- Records for this exercise
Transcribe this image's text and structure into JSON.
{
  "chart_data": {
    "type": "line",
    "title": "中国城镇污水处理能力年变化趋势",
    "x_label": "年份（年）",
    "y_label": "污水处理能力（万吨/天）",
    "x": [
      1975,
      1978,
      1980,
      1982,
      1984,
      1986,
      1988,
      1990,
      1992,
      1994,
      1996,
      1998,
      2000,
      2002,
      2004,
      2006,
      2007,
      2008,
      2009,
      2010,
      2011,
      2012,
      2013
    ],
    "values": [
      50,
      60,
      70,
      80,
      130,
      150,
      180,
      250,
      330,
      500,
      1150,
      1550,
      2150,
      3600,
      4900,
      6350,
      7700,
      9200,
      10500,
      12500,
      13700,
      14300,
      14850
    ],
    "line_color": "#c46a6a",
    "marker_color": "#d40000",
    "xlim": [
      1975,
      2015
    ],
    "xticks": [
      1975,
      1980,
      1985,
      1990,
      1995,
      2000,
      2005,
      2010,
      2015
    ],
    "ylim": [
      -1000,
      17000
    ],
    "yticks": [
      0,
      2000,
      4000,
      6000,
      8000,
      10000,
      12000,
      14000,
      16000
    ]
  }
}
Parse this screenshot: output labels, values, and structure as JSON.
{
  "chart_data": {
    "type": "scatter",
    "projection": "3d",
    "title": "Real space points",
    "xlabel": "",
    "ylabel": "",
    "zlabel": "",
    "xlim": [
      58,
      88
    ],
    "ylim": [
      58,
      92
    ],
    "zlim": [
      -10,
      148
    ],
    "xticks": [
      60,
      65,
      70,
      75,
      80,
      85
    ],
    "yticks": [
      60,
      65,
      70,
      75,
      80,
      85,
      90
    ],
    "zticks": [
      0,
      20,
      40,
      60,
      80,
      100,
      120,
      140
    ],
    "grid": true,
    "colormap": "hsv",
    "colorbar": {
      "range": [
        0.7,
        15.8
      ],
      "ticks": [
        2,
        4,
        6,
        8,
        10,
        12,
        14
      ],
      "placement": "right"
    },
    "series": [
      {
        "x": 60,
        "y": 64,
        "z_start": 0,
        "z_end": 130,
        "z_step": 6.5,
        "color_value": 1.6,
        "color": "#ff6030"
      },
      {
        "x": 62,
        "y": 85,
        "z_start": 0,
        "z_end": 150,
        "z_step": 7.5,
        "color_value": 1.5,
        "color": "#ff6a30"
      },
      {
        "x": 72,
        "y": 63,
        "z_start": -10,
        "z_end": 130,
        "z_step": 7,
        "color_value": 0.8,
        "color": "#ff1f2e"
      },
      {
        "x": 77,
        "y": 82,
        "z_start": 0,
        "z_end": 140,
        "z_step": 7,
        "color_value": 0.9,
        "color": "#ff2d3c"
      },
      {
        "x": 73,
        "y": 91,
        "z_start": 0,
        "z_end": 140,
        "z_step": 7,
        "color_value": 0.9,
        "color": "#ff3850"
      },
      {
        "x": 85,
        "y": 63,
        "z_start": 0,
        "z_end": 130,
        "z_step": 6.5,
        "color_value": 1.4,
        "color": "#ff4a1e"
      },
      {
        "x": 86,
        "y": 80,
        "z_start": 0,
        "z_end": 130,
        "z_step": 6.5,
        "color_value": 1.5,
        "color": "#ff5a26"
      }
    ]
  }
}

- Set task
Count how many lines in the data contain the word "title", giving the number without comment.

- Complete response
2